**Brief**
Extract the listing below in full, unchanged.
***** Supplied data *****
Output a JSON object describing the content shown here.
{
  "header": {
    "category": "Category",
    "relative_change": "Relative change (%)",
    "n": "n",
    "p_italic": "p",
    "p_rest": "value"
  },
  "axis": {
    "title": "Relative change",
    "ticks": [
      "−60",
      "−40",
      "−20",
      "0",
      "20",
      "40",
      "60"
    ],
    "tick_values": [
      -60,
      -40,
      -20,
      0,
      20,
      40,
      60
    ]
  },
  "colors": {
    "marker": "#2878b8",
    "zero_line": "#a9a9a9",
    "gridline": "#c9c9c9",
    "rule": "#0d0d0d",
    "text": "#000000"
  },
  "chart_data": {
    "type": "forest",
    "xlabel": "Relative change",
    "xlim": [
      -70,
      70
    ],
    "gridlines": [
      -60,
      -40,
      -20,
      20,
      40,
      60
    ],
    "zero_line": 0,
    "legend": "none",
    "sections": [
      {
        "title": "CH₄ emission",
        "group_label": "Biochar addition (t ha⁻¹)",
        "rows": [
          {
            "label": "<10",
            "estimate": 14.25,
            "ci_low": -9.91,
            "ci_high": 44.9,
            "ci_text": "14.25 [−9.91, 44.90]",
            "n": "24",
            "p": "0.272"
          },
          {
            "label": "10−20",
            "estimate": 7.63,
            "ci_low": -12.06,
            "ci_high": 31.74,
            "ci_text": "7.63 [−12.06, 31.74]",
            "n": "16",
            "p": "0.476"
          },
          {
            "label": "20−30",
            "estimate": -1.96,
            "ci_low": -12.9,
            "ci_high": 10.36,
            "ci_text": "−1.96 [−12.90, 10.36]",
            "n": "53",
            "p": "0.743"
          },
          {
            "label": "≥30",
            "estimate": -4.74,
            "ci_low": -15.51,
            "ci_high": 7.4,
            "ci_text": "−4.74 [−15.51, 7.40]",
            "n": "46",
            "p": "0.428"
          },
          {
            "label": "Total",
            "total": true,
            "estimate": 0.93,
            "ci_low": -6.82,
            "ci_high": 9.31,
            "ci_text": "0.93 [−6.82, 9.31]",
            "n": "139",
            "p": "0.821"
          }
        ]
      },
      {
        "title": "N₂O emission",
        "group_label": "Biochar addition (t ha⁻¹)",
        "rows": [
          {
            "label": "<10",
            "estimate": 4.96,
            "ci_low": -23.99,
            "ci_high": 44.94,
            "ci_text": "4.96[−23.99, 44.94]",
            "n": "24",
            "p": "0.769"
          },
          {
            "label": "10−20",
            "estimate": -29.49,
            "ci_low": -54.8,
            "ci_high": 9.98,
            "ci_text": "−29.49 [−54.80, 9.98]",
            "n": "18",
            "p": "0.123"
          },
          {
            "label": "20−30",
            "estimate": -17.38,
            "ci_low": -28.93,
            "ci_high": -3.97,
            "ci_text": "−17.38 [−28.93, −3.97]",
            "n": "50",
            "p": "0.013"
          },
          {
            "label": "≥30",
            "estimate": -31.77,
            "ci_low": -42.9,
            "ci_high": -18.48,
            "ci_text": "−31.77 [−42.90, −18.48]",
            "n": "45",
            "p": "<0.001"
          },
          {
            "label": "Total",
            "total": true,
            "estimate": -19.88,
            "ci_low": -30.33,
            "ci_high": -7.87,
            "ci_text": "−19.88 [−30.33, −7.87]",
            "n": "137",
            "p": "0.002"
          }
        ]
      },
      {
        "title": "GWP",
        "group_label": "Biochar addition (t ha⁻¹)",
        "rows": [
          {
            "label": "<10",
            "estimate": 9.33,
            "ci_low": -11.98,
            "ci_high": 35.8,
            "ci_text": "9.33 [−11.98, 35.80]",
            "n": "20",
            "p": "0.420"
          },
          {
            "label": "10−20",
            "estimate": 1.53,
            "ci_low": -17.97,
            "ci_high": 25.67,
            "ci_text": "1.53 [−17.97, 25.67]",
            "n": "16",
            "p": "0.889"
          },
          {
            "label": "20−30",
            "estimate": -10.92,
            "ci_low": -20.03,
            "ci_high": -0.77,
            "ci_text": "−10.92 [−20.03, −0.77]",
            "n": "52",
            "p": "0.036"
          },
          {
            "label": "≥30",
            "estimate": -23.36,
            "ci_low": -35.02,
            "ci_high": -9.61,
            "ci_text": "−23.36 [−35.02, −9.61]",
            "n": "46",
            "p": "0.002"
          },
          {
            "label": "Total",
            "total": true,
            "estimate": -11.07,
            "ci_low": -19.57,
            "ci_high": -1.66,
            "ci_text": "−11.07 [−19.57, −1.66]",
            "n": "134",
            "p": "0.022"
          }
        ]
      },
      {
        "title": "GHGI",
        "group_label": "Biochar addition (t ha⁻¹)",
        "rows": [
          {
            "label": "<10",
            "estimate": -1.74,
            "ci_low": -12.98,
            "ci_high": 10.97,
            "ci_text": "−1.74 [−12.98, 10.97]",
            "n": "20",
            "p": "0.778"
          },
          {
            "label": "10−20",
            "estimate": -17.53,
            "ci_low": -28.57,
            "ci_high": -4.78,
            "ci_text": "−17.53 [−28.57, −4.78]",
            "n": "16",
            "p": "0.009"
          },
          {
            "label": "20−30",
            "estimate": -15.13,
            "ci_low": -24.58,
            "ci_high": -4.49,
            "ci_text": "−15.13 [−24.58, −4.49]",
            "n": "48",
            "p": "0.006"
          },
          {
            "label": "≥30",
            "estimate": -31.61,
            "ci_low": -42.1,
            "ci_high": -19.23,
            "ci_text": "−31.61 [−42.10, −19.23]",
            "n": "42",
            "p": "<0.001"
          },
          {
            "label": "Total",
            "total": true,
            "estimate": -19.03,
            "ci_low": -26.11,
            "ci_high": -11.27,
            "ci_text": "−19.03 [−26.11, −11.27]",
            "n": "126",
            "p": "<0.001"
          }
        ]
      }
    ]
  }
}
*****
**Written answer**
Output a JSON object describing the content shown here.
{
  "header": {
    "category": "Category",
    "relative_change": "Relative change (%)",
    "n": "n",
    "p_italic": "p",
    "p_rest": "value"
  },
  "axis": {
    "title": "Relative change",
    "ticks": [
      "−60",
      "−40",
      "−20",
      "0",
      "20",
      "40",
      "60"
    ],
    "tick_values": [
      -60,
      -40,
      -20,
      0,
      20,
      40,
      60
    ]
  },
  "colors": {
    "marker": "#2878b8",
    "zero_line": "#a9a9a9",
    "gridline": "#c9c9c9",
    "rule": "#0d0d0d",
    "text": "#000000"
  },
  "chart_data": {
    "type": "forest",
    "xlabel": "Relative change",
    "xlim": [
      -70,
      70
    ],
    "gridlines": [
      -60,
      -40,
      -20,
      20,
      40,
      60
    ],
    "zero_line": 0,
    "legend": "none",
    "sections": [
      {
        "title": "CH₄ emission",
        "group_label": "Biochar addition (t ha⁻¹)",
        "rows": [
          {
            "label": "<10",
            "estimate": 14.25,
            "ci_low": -9.91,
            "ci_high": 44.9,
            "ci_text": "14.25 [−9.91, 44.90]",
            "n": "24",
            "p": "0.272"
          },
          {
            "label": "10−20",
            "estimate": 7.63,
            "ci_low": -12.06,
            "ci_high": 31.74,
            "ci_text": "7.63 [−12.06, 31.74]",
            "n": "16",
            "p": "0.476"
          },
          {
            "label": "20−30",
            "estimate": -1.96,
            "ci_low": -12.9,
            "ci_high": 10.36,
            "ci_text": "−1.96 [−12.90, 10.36]",
            "n": "53",
            "p": "0.743"
          },
          {
            "label": "≥30",
            "estimate": -4.74,
            "ci_low": -15.51,
            "ci_high": 7.4,
            "ci_text": "−4.74 [−15.51, 7.40]",
            "n": "46",
            "p": "0.428"
          },
          {
            "label": "Total",
            "total": true,
            "estimate": 0.93,
            "ci_low": -6.82,
            "ci_high": 9.31,
            "ci_text": "0.93 [−6.82, 9.31]",
            "n": "139",
            "p": "0.821"
          }
        ]
      },
      {
        "title": "N₂O emission",
        "group_label": "Biochar addition (t ha⁻¹)",
        "rows": [
          {
            "label": "<10",
            "estimate": 4.96,
            "ci_low": -23.99,
            "ci_high": 44.94,
            "ci_text": "4.96[−23.99, 44.94]",
            "n": "24",
            "p": "0.769"
          },
          {
            "label": "10−20",
            "estimate": -29.49,
            "ci_low": -54.8,
            "ci_high": 9.98,
            "ci_text": "−29.49 [−54.80, 9.98]",
            "n": "18",
            "p": "0.123"
          },
          {
            "label": "20−30",
            "estimate": -17.38,
            "ci_low": -28.93,
            "ci_high": -3.97,
            "ci_text": "−17.38 [−28.93, −3.97]",
            "n": "50",
            "p": "0.013"
          },
          {
            "label": "≥30",
            "estimate": -31.77,
            "ci_low": -42.9,
            "ci_high": -18.48,
            "ci_text": "−31.77 [−42.90, −18.48]",
            "n": "45",
            "p": "<0.001"
          },
          {
            "label": "Total",
            "total": true,
            "estimate": -19.88,
            "ci_low": -30.33,
            "ci_high": -7.87,
            "ci_text": "−19.88 [−30.33, −7.87]",
            "n": "137",
            "p": "0.002"
          }
        ]
      },
      {
        "title": "GWP",
        "group_label": "Biochar addition (t ha⁻¹)",
        "rows": [
          {
            "label": "<10",
            "estimate": 9.33,
            "ci_low": -11.98,
            "ci_high": 35.8,
            "ci_text": "9.33 [−11.98, 35.80]",
            "n": "20",
            "p": "0.420"
          },
          {
            "label": "10−20",
            "estimate": 1.53,
            "ci_low": -17.97,
            "ci_high": 25.67,
            "ci_text": "1.53 [−17.97, 25.67]",
            "n": "16",
            "p": "0.889"
          },
          {
            "label": "20−30",
            "estimate": -10.92,
            "ci_low": -20.03,
            "ci_high": -0.77,
            "ci_text": "−10.92 [−20.03, −0.77]",
            "n": "52",
            "p": "0.036"
          },
          {
            "label": "≥30",
            "estimate": -23.36,
            "ci_low": -35.02,
            "ci_high": -9.61,
            "ci_text": "−23.36 [−35.02, −9.61]",
            "n": "46",
            "p": "0.002"
          },
          {
            "label": "Total",
            "total": true,
            "estimate": -11.07,
            "ci_low": -19.57,
            "ci_high": -1.66,
            "ci_text": "−11.07 [−19.57, −1.66]",
            "n": "134",
            "p": "0.022"
          }
        ]
      },
      {
        "title": "GHGI",
        "group_label": "Biochar addition (t ha⁻¹)",
        "rows": [
          {
            "label": "<10",
            "estimate": -1.74,
            "ci_low": -12.98,
            "ci_high": 10.97,
            "ci_text": "−1.74 [−12.98, 10.97]",
            "n": "20",
            "p": "0.778"
          },
          {
            "label": "10−20",
            "estimate": -17.53,
            "ci_low": -28.57,
            "ci_high": -4.78,
            "ci_text": "−17.53 [−28.57, −4.78]",
            "n": "16",
            "p": "0.009"
          },
          {
            "label": "20−30",
            "estimate": -15.13,
            "ci_low": -24.58,
            "ci_high": -4.49,
            "ci_text": "−15.13 [−24.58, −4.49]",
            "n": "48",
            "p": "0.006"
          },
          {
            "label": "≥30",
            "estimate": -31.61,
            "ci_low": -42.1,
            "ci_high": -19.23,
            "ci_text": "−31.61 [−42.10, −19.23]",
            "n": "42",
            "p": "<0.001"
          },
          {
            "label": "Total",
            "total": true,
            "estimate": -19.03,
            "ci_low": -26.11,
            "ci_high": -11.27,
            "ci_text": "−19.03 [−26.11, −11.27]",
            "n": "126",
            "p": "<0.001"
          }
        ]
      }
    ]
  }
}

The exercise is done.